• [TASK TO CARRY OUT]: Wherever "strategy" appears in a line, list that line.

------------------------------------------------------------------------

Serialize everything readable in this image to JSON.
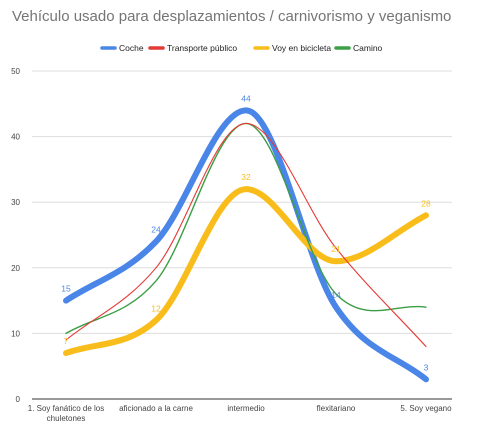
{
  "chart_data": {
    "type": "line",
    "title": "Vehículo usado para desplazamientos / carnivorismo y veganismo",
    "categories": [
      "1. Soy fanático de los chuletones",
      "aficionado a la carne",
      "intermedio",
      "flexitariano",
      "5. Soy vegano"
    ],
    "category_lines": [
      [
        "1. Soy fanático de los",
        "chuletones"
      ],
      [
        "aficionado a la carne"
      ],
      [
        "intermedio"
      ],
      [
        "flexitariano"
      ],
      [
        "5. Soy vegano"
      ]
    ],
    "series": [
      {
        "name": "Coche",
        "color": "#4a86e8",
        "values": [
          15,
          24,
          44,
          14,
          3
        ],
        "labels": true
      },
      {
        "name": "Transporte público",
        "color": "#e53935",
        "values": [
          9,
          20,
          42,
          23,
          8
        ],
        "labels": false
      },
      {
        "name": "Voy en bicicleta",
        "color": "#f9bd1b",
        "values": [
          7,
          12,
          32,
          21,
          28
        ],
        "labels": true
      },
      {
        "name": "Camino",
        "color": "#3c9e46",
        "values": [
          10,
          18,
          42,
          16,
          14
        ],
        "labels": false
      }
    ],
    "ylim": [
      0,
      50
    ],
    "yticks": [
      0,
      10,
      20,
      30,
      40,
      50
    ],
    "grid": true,
    "legend": "top"
  }
}
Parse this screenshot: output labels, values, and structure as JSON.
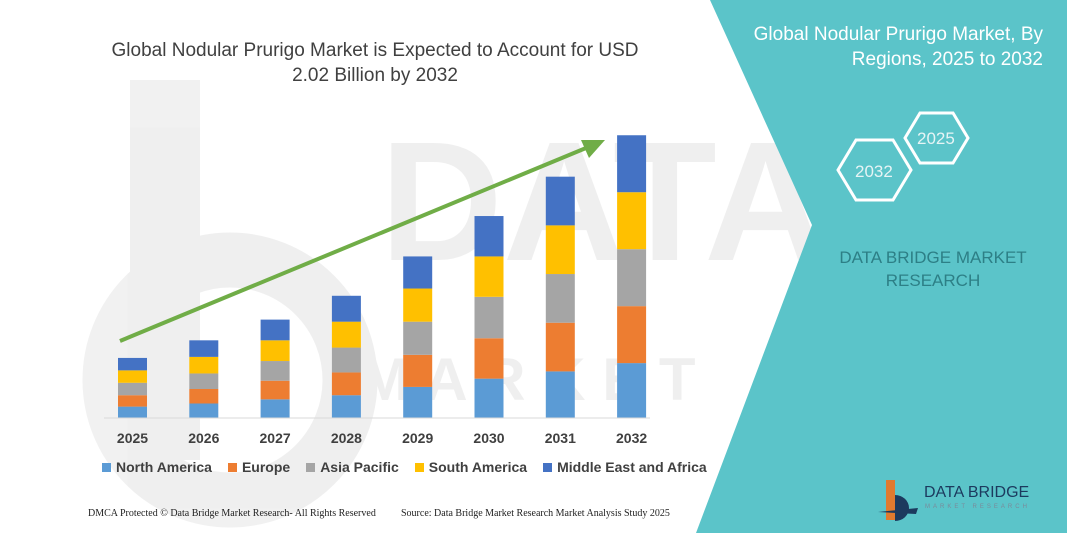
{
  "title_line1": "Global Nodular Prurigo Market is Expected to Account for USD",
  "title_line2": "2.02 Billion by 2032",
  "right_panel": {
    "title_line1": "Global Nodular Prurigo Market, By",
    "title_line2": "Regions, 2025 to 2032",
    "hex_a": "2025",
    "hex_b": "2032",
    "brand_line1": "DATA BRIDGE MARKET",
    "brand_line2": "RESEARCH"
  },
  "footer": {
    "left": "DMCA Protected © Data Bridge Market Research- All Rights Reserved",
    "right": "Source: Data Bridge Market Research Market Analysis Study 2025"
  },
  "logo": {
    "name": "DATA BRIDGE",
    "sub": "MARKET RESEARCH"
  },
  "colors": {
    "north_america": "#5B9BD5",
    "europe": "#ED7D31",
    "asia_pacific": "#A5A5A5",
    "south_america": "#FFC000",
    "mea": "#4472C4",
    "arrow": "#70AD47",
    "teal": "#5bc4c9"
  },
  "chart_data": {
    "type": "bar",
    "stacked": true,
    "categories": [
      "2025",
      "2026",
      "2027",
      "2028",
      "2029",
      "2030",
      "2031",
      "2032"
    ],
    "series": [
      {
        "name": "North America",
        "color": "#5B9BD5",
        "values": [
          11,
          14,
          18,
          22,
          30,
          38,
          45,
          53
        ]
      },
      {
        "name": "Europe",
        "color": "#ED7D31",
        "values": [
          11,
          14,
          18,
          22,
          31,
          39,
          47,
          55
        ]
      },
      {
        "name": "Asia Pacific",
        "color": "#A5A5A5",
        "values": [
          12,
          15,
          19,
          24,
          32,
          40,
          47,
          55
        ]
      },
      {
        "name": "South America",
        "color": "#FFC000",
        "values": [
          12,
          16,
          20,
          25,
          32,
          39,
          47,
          55
        ]
      },
      {
        "name": "Middle East and Africa",
        "color": "#4472C4",
        "values": [
          12,
          16,
          20,
          25,
          31,
          39,
          47,
          55
        ]
      }
    ],
    "ylim": [
      0,
      280
    ],
    "axes_visible": false,
    "grid": false,
    "legend_position": "bottom",
    "trend_arrow": true
  }
}
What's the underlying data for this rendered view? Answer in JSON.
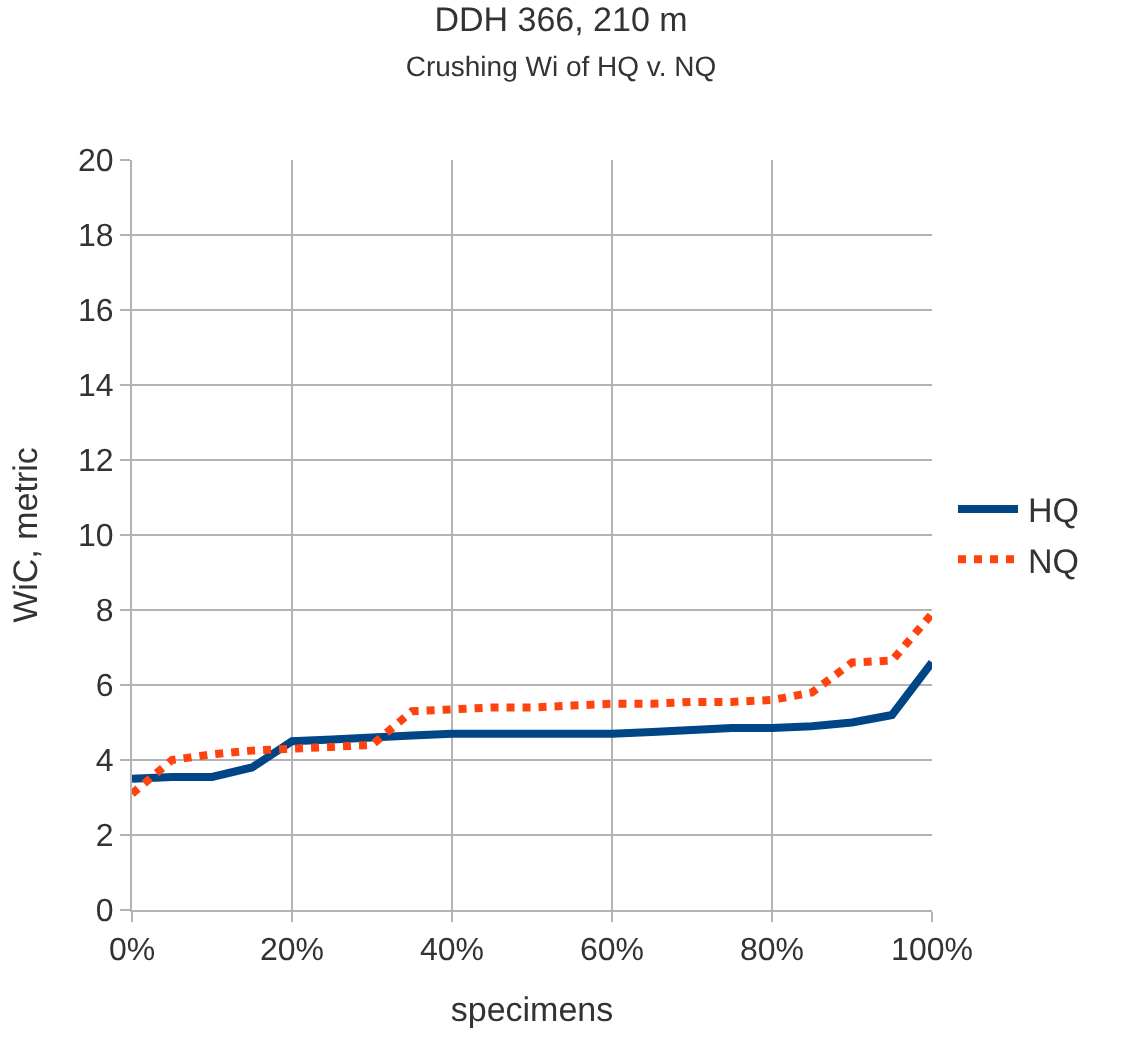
{
  "chart_data": {
    "type": "line",
    "title": "DDH 366, 210 m",
    "subtitle": "Crushing Wi of HQ v. NQ",
    "xlabel": "specimens",
    "ylabel": "WiC, metric",
    "x": [
      0,
      5,
      10,
      15,
      20,
      25,
      30,
      35,
      40,
      45,
      50,
      55,
      60,
      65,
      70,
      75,
      80,
      85,
      90,
      95,
      100
    ],
    "series": [
      {
        "name": "HQ",
        "color": "#004586",
        "line_style": "solid",
        "values": [
          3.5,
          3.55,
          3.55,
          3.8,
          4.5,
          4.55,
          4.6,
          4.65,
          4.7,
          4.7,
          4.7,
          4.7,
          4.7,
          4.75,
          4.8,
          4.85,
          4.85,
          4.9,
          5.0,
          5.2,
          6.6
        ]
      },
      {
        "name": "NQ",
        "color": "#ff420e",
        "line_style": "dotted",
        "values": [
          3.1,
          4.0,
          4.15,
          4.25,
          4.3,
          4.35,
          4.4,
          5.3,
          5.35,
          5.4,
          5.4,
          5.45,
          5.5,
          5.5,
          5.55,
          5.55,
          5.6,
          5.8,
          6.6,
          6.65,
          7.9
        ]
      }
    ],
    "xlim": [
      0,
      100
    ],
    "xticks": [
      {
        "value": 0,
        "label": "0%"
      },
      {
        "value": 20,
        "label": "20%"
      },
      {
        "value": 40,
        "label": "40%"
      },
      {
        "value": 60,
        "label": "60%"
      },
      {
        "value": 80,
        "label": "80%"
      },
      {
        "value": 100,
        "label": "100%"
      }
    ],
    "ylim": [
      0,
      20
    ],
    "yticks": [
      0,
      2,
      4,
      6,
      8,
      10,
      12,
      14,
      16,
      18,
      20
    ],
    "grid": true,
    "legend": "right",
    "marker": "none"
  }
}
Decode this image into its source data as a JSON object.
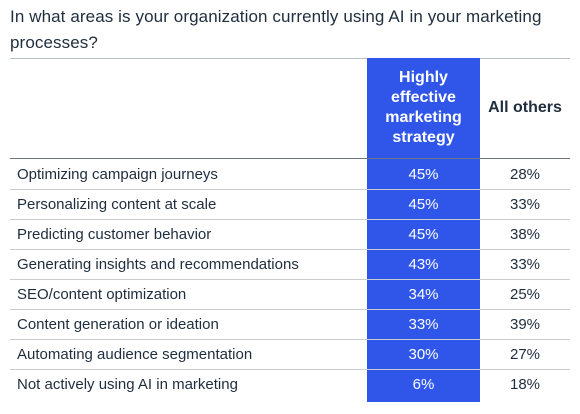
{
  "title": "In what areas is your organization currently using AI in your marketing processes?",
  "colors": {
    "highlight": "#2f56e8",
    "text": "#1f2d3d"
  },
  "chart_data": {
    "type": "table",
    "title": "In what areas is your organization currently using AI in your marketing processes?",
    "columns": [
      "Highly effective marketing strategy",
      "All others"
    ],
    "categories": [
      "Optimizing campaign journeys",
      "Personalizing content at scale",
      "Predicting customer behavior",
      "Generating insights and recommendations",
      "SEO/content optimization",
      "Content generation or ideation",
      "Automating audience segmentation",
      "Not actively using AI in marketing"
    ],
    "series": [
      {
        "name": "Highly effective marketing strategy",
        "values": [
          45,
          45,
          45,
          43,
          34,
          33,
          30,
          6
        ]
      },
      {
        "name": "All others",
        "values": [
          28,
          33,
          38,
          33,
          25,
          39,
          27,
          18
        ]
      }
    ],
    "unit": "%"
  }
}
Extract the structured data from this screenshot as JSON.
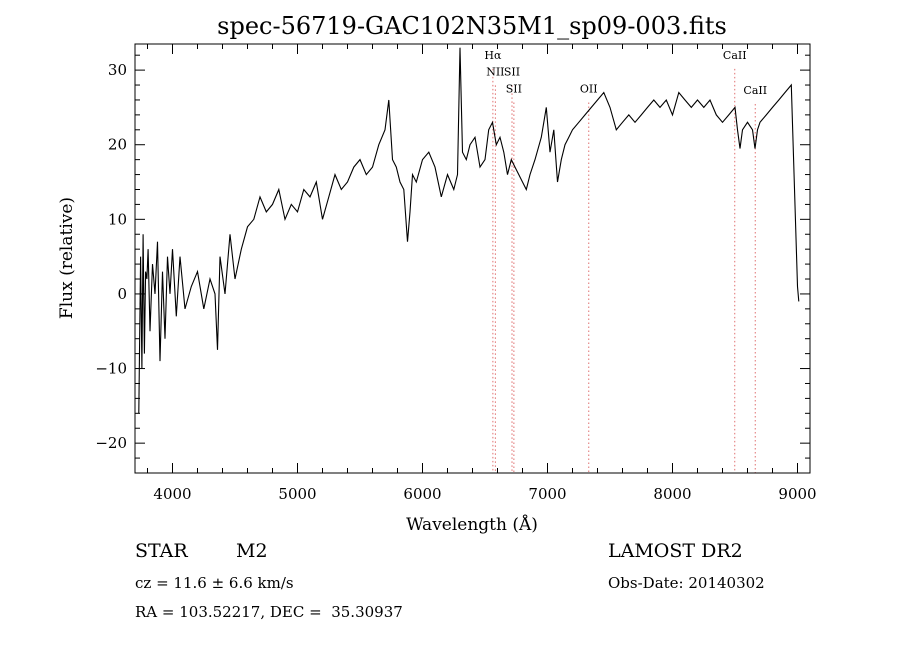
{
  "chart_data": {
    "type": "line",
    "title": "spec-56719-GAC102N35M1_sp09-003.fits",
    "xlabel": "Wavelength (Å)",
    "ylabel": "Flux (relative)",
    "xlim": [
      3700,
      9100
    ],
    "ylim": [
      -24,
      33.5
    ],
    "xticks": [
      4000,
      5000,
      6000,
      7000,
      8000,
      9000
    ],
    "yticks": [
      -20,
      -10,
      0,
      10,
      20,
      30
    ],
    "xtick_labels": [
      "4000",
      "5000",
      "6000",
      "7000",
      "8000",
      "9000"
    ],
    "ytick_labels": [
      "−20",
      "−10",
      "0",
      "10",
      "20",
      "30"
    ],
    "grid": false,
    "lines": [
      {
        "label": "Hα",
        "x": 6563,
        "label_y": 31.5
      },
      {
        "label": "NII",
        "x": 6583,
        "label_y": 29.3
      },
      {
        "label": "SII",
        "x": 6716,
        "label_y": 29.3
      },
      {
        "label": "SII",
        "x": 6731,
        "label_y": 27.0
      },
      {
        "label": "OII",
        "x": 7330,
        "label_y": 27.0
      },
      {
        "label": "CaII",
        "x": 8498,
        "label_y": 31.5
      },
      {
        "label": "CaII",
        "x": 8662,
        "label_y": 26.8
      }
    ],
    "line_marker_color": "#e07070",
    "series": [
      {
        "color": "#000000",
        "x": [
          3730,
          3745,
          3755,
          3765,
          3775,
          3785,
          3795,
          3805,
          3820,
          3840,
          3860,
          3880,
          3900,
          3920,
          3940,
          3960,
          3980,
          4000,
          4030,
          4060,
          4100,
          4150,
          4200,
          4250,
          4300,
          4340,
          4360,
          4380,
          4420,
          4460,
          4500,
          4550,
          4600,
          4650,
          4700,
          4750,
          4800,
          4850,
          4900,
          4950,
          5000,
          5050,
          5100,
          5150,
          5200,
          5250,
          5300,
          5350,
          5400,
          5450,
          5500,
          5550,
          5600,
          5650,
          5700,
          5730,
          5760,
          5790,
          5820,
          5850,
          5880,
          5900,
          5920,
          5950,
          6000,
          6050,
          6100,
          6150,
          6200,
          6250,
          6280,
          6300,
          6320,
          6350,
          6380,
          6420,
          6460,
          6500,
          6530,
          6560,
          6590,
          6620,
          6650,
          6680,
          6710,
          6740,
          6770,
          6800,
          6830,
          6860,
          6900,
          6950,
          6990,
          7020,
          7050,
          7080,
          7110,
          7140,
          7170,
          7200,
          7250,
          7300,
          7350,
          7400,
          7450,
          7500,
          7550,
          7600,
          7650,
          7700,
          7750,
          7800,
          7850,
          7900,
          7950,
          8000,
          8050,
          8100,
          8150,
          8200,
          8250,
          8300,
          8350,
          8400,
          8450,
          8500,
          8520,
          8540,
          8560,
          8600,
          8640,
          8660,
          8680,
          8700,
          8750,
          8800,
          8850,
          8900,
          8950,
          9000,
          9010
        ],
        "y": [
          -16,
          5,
          -10,
          8,
          -8,
          3,
          2,
          6,
          -5,
          4,
          0,
          7,
          -9,
          3,
          -6,
          5,
          0,
          6,
          -3,
          5,
          -2,
          1,
          3,
          -2,
          2,
          0,
          -7.5,
          5,
          0,
          8,
          2,
          6,
          9,
          10,
          13,
          11,
          12,
          14,
          10,
          12,
          11,
          14,
          13,
          15,
          10,
          13,
          16,
          14,
          15,
          17,
          18,
          16,
          17,
          20,
          22,
          26,
          18,
          17,
          15,
          14,
          7,
          11,
          16,
          15,
          18,
          19,
          17,
          13,
          16,
          14,
          16,
          33,
          19,
          18,
          20,
          21,
          17,
          18,
          22,
          23,
          20,
          21,
          19,
          16,
          18,
          17,
          16,
          15,
          14,
          16,
          18,
          21,
          25,
          19,
          22,
          15,
          18,
          20,
          21,
          22,
          23,
          24,
          25,
          26,
          27,
          25,
          22,
          23,
          24,
          23,
          24,
          25,
          26,
          25,
          26,
          24,
          27,
          26,
          25,
          26,
          25,
          26,
          24,
          23,
          24,
          25,
          22,
          19.5,
          22,
          23,
          22,
          19.5,
          22,
          23,
          24,
          25,
          26,
          27,
          28,
          1,
          -1
        ]
      }
    ]
  },
  "info": {
    "object_class": "STAR",
    "subclass": "M2",
    "survey": "LAMOST DR2",
    "cz": "cz = 11.6 ± 6.6 km/s",
    "obs_date": "Obs-Date: 20140302",
    "coords": "RA = 103.52217, DEC =  35.30937"
  }
}
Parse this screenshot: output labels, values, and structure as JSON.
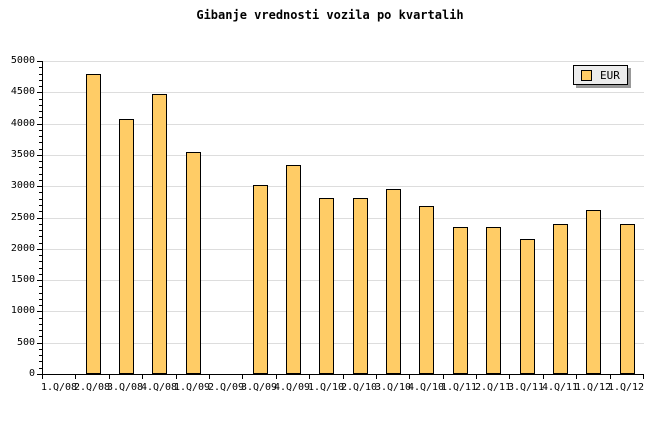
{
  "title": "Gibanje vrednosti vozila po kvartalih",
  "legend": {
    "label": "EUR",
    "swatch_color": "#FFCC66"
  },
  "colors": {
    "background": "#FFFFFF",
    "bar_fill": "#FFCC66",
    "bar_border": "#000000",
    "gridline": "#DDDDDD",
    "axis": "#000000",
    "legend_bg": "#ECECEC",
    "legend_shadow": "#999999",
    "text": "#000000"
  },
  "chart_data": {
    "type": "bar",
    "title": "Gibanje vrednosti vozila po kvartalih",
    "categories": [
      "1.Q/08",
      "2.Q/08",
      "3.Q/08",
      "4.Q/08",
      "1.Q/09",
      "2.Q/09",
      "3.Q/09",
      "4.Q/09",
      "1.Q/10",
      "2.Q/10",
      "3.Q/10",
      "4.Q/10",
      "1.Q/11",
      "2.Q/11",
      "3.Q/11",
      "4.Q/11",
      "1.Q/12",
      "1.Q/12"
    ],
    "series": [
      {
        "name": "EUR",
        "values": [
          null,
          4800,
          4080,
          4470,
          3540,
          null,
          3020,
          3340,
          2810,
          2810,
          2960,
          2680,
          2350,
          2350,
          2150,
          2400,
          2620,
          2400
        ]
      }
    ],
    "xlabel": "",
    "ylabel": "",
    "ylim": [
      0,
      5000
    ],
    "yticks": [
      0,
      500,
      1000,
      1500,
      2000,
      2500,
      3000,
      3500,
      4000,
      4500,
      5000
    ],
    "y_minor_tick_step": 100,
    "grid": "horizontal-major",
    "legend_position": "top-right",
    "missing_categories": [
      "1.Q/08",
      "2.Q/09"
    ]
  }
}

------------------------------------------------------------------------

• [RESULT FOR THIS EXERCISE]:
      "Highly effective marketing strategy",
        "name": "Highly effective marketing strategy",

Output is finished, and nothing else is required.